• Given instruction:
Write out, character for character, the line containing "What text is on this page?" and all lines after it up to the end of the listing.

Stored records
◆ ◆ ◆ ◆ ◆

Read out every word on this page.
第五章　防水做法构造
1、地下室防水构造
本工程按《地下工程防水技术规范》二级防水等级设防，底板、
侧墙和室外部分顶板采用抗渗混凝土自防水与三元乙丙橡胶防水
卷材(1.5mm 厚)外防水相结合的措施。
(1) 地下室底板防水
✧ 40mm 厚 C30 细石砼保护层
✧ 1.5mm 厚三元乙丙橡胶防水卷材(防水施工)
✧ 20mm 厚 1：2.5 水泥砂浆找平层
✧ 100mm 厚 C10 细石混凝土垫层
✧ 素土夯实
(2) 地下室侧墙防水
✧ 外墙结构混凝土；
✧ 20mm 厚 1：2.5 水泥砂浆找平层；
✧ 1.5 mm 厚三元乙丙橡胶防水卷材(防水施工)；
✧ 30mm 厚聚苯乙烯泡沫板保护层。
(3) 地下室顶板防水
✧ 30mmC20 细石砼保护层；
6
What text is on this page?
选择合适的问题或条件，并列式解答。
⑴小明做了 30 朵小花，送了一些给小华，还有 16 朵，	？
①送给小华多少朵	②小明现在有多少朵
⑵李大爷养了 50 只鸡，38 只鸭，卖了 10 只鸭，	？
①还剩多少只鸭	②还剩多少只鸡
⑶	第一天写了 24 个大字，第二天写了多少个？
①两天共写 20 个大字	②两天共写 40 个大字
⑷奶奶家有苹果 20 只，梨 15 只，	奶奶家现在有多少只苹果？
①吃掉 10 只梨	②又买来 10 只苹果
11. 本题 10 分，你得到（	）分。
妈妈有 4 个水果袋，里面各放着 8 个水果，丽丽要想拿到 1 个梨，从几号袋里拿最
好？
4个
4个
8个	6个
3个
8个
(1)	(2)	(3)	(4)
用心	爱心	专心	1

◆ ◆ ◆ ◆ ◆

• Problem solution:
What text is on this page?
选择合适的问题或条件，并列式解答。
⑴小明做了 30 朵小花，送了一些给小华，还有 16 朵，	？
①送给小华多少朵	②小明现在有多少朵
⑵李大爷养了 50 只鸡，38 只鸭，卖了 10 只鸭，	？
①还剩多少只鸭	②还剩多少只鸡
⑶	第一天写了 24 个大字，第二天写了多少个？
①两天共写 20 个大字	②两天共写 40 个大字
⑷奶奶家有苹果 20 只，梨 15 只，	奶奶家现在有多少只苹果？
①吃掉 10 只梨	②又买来 10 只苹果
11. 本题 10 分，你得到（	）分。
妈妈有 4 个水果袋，里面各放着 8 个水果，丽丽要想拿到 1 个梨，从几号袋里拿最
好？
4个
4个
8个	6个
3个
8个
(1)	(2)	(3)	(4)
用心	爱心	专心	1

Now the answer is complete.